## Exercise objective
Go through the entries below and collect each line with the string "مشخصات" in it.

## Dataset extract
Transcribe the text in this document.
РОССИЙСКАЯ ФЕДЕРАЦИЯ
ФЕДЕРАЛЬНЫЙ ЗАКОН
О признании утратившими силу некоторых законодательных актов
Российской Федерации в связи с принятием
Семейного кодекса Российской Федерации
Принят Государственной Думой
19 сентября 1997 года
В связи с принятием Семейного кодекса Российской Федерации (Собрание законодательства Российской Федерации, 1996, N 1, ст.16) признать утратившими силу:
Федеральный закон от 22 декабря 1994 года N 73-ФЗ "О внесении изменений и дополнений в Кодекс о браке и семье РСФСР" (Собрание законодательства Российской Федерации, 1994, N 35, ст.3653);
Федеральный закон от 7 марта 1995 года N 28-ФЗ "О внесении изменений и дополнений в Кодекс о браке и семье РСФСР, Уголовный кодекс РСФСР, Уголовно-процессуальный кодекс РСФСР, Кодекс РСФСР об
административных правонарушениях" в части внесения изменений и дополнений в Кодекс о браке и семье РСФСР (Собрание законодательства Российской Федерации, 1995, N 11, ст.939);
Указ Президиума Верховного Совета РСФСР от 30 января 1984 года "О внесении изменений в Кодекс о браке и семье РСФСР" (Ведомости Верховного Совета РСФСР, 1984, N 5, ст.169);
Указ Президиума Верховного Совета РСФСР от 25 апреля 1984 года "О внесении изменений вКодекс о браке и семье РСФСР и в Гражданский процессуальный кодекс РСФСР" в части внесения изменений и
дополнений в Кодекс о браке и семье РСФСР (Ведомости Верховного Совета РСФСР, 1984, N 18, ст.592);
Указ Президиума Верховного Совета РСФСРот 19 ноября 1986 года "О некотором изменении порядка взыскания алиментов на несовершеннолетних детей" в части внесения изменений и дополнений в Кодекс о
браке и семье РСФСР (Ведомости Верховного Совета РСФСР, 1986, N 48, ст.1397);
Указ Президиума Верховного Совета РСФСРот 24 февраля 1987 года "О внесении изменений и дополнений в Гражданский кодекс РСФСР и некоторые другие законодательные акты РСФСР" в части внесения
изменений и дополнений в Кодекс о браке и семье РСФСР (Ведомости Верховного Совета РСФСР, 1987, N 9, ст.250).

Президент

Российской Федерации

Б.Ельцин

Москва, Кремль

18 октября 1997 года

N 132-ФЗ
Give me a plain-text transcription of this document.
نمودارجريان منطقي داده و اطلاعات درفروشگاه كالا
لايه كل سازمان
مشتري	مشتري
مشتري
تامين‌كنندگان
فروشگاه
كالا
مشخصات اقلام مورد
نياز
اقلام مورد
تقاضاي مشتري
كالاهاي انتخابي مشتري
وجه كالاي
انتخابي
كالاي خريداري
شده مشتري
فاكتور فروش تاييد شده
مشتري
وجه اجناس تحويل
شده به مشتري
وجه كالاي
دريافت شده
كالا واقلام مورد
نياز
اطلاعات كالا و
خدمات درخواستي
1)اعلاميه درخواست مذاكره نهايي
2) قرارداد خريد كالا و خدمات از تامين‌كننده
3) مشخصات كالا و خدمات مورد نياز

## Exercise solution
مشخصات اقلام مورد
3) مشخصات كالا و خدمات مورد نياز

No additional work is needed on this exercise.